---- Record excerpts
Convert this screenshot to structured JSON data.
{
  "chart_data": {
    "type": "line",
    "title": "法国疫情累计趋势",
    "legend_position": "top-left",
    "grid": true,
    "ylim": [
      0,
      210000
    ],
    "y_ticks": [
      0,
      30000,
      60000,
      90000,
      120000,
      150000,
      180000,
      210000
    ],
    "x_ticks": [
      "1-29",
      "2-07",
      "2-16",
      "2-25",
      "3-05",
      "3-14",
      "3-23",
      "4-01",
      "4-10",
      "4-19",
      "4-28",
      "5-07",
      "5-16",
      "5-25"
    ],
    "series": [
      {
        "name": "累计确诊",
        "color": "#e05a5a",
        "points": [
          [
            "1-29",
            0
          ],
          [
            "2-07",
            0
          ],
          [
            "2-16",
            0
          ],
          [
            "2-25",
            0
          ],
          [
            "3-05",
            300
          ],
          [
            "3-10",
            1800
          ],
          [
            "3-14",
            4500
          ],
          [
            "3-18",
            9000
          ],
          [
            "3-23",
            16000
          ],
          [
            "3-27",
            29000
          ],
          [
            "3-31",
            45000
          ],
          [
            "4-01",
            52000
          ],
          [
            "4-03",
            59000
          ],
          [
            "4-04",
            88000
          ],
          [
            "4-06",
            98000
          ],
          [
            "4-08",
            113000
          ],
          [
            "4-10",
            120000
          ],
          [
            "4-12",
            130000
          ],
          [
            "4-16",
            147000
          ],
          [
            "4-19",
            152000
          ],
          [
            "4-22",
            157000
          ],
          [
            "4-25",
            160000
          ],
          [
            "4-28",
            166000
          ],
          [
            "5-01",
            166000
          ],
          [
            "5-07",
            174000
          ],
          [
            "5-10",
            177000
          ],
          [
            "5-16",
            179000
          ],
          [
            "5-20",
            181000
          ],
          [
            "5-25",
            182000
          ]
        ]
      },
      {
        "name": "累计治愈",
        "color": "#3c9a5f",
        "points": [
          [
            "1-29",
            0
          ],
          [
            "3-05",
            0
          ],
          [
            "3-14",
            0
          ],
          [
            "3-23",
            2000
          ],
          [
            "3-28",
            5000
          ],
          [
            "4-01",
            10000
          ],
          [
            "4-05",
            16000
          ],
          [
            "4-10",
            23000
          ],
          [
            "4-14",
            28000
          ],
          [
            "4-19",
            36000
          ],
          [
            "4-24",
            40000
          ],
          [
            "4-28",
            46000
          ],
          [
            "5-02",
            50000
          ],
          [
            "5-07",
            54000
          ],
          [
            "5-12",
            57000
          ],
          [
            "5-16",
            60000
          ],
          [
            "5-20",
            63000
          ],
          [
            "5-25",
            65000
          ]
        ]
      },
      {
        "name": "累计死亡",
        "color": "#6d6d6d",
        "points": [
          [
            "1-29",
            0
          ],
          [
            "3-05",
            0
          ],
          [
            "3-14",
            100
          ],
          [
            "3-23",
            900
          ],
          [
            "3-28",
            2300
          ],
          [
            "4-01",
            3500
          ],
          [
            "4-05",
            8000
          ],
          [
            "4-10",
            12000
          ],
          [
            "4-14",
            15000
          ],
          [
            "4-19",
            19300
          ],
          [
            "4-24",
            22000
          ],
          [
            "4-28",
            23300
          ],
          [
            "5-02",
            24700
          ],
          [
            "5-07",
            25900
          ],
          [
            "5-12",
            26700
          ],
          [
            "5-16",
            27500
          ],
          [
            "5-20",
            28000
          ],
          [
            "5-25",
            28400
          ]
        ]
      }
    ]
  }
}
--------
Problem statement —
Can you reproduce all the material exactly?

Task result —
Convert this screenshot to structured JSON data.
{
  "chart_data": {
    "type": "line",
    "title": "法国疫情累计趋势",
    "legend_position": "top-left",
    "grid": true,
    "ylim": [
      0,
      210000
    ],
    "y_ticks": [
      0,
      30000,
      60000,
      90000,
      120000,
      150000,
      180000,
      210000
    ],
    "x_ticks": [
      "1-29",
      "2-07",
      "2-16",
      "2-25",
      "3-05",
      "3-14",
      "3-23",
      "4-01",
      "4-10",
      "4-19",
      "4-28",
      "5-07",
      "5-16",
      "5-25"
    ],
    "series": [
      {
        "name": "累计确诊",
        "color": "#e05a5a",
        "points": [
          [
            "1-29",
            0
          ],
          [
            "2-07",
            0
          ],
          [
            "2-16",
            0
          ],
          [
            "2-25",
            0
          ],
          [
            "3-05",
            300
          ],
          [
            "3-10",
            1800
          ],
          [
            "3-14",
            4500
          ],
          [
            "3-18",
            9000
          ],
          [
            "3-23",
            16000
          ],
          [
            "3-27",
            29000
          ],
          [
            "3-31",
            45000
          ],
          [
            "4-01",
            52000
          ],
          [
            "4-03",
            59000
          ],
          [
            "4-04",
            88000
          ],
          [
            "4-06",
            98000
          ],
          [
            "4-08",
            113000
          ],
          [
            "4-10",
            120000
          ],
          [
            "4-12",
            130000
          ],
          [
            "4-16",
            147000
          ],
          [
            "4-19",
            152000
          ],
          [
            "4-22",
            157000
          ],
          [
            "4-25",
            160000
          ],
          [
            "4-28",
            166000
          ],
          [
            "5-01",
            166000
          ],
          [
            "5-07",
            174000
          ],
          [
            "5-10",
            177000
          ],
          [
            "5-16",
            179000
          ],
          [
            "5-20",
            181000
          ],
          [
            "5-25",
            182000
          ]
        ]
      },
      {
        "name": "累计治愈",
        "color": "#3c9a5f",
        "points": [
          [
            "1-29",
            0
          ],
          [
            "3-05",
            0
          ],
          [
            "3-14",
            0
          ],
          [
            "3-23",
            2000
          ],
          [
            "3-28",
            5000
          ],
          [
            "4-01",
            10000
          ],
          [
            "4-05",
            16000
          ],
          [
            "4-10",
            23000
          ],
          [
            "4-14",
            28000
          ],
          [
            "4-19",
            36000
          ],
          [
            "4-24",
            40000
          ],
          [
            "4-28",
            46000
          ],
          [
            "5-02",
            50000
          ],
          [
            "5-07",
            54000
          ],
          [
            "5-12",
            57000
          ],
          [
            "5-16",
            60000
          ],
          [
            "5-20",
            63000
          ],
          [
            "5-25",
            65000
          ]
        ]
      },
      {
        "name": "累计死亡",
        "color": "#6d6d6d",
        "points": [
          [
            "1-29",
            0
          ],
          [
            "3-05",
            0
          ],
          [
            "3-14",
            100
          ],
          [
            "3-23",
            900
          ],
          [
            "3-28",
            2300
          ],
          [
            "4-01",
            3500
          ],
          [
            "4-05",
            8000
          ],
          [
            "4-10",
            12000
          ],
          [
            "4-14",
            15000
          ],
          [
            "4-19",
            19300
          ],
          [
            "4-24",
            22000
          ],
          [
            "4-28",
            23300
          ],
          [
            "5-02",
            24700
          ],
          [
            "5-07",
            25900
          ],
          [
            "5-12",
            26700
          ],
          [
            "5-16",
            27500
          ],
          [
            "5-20",
            28000
          ],
          [
            "5-25",
            28400
          ]
        ]
      }
    ]
  }
}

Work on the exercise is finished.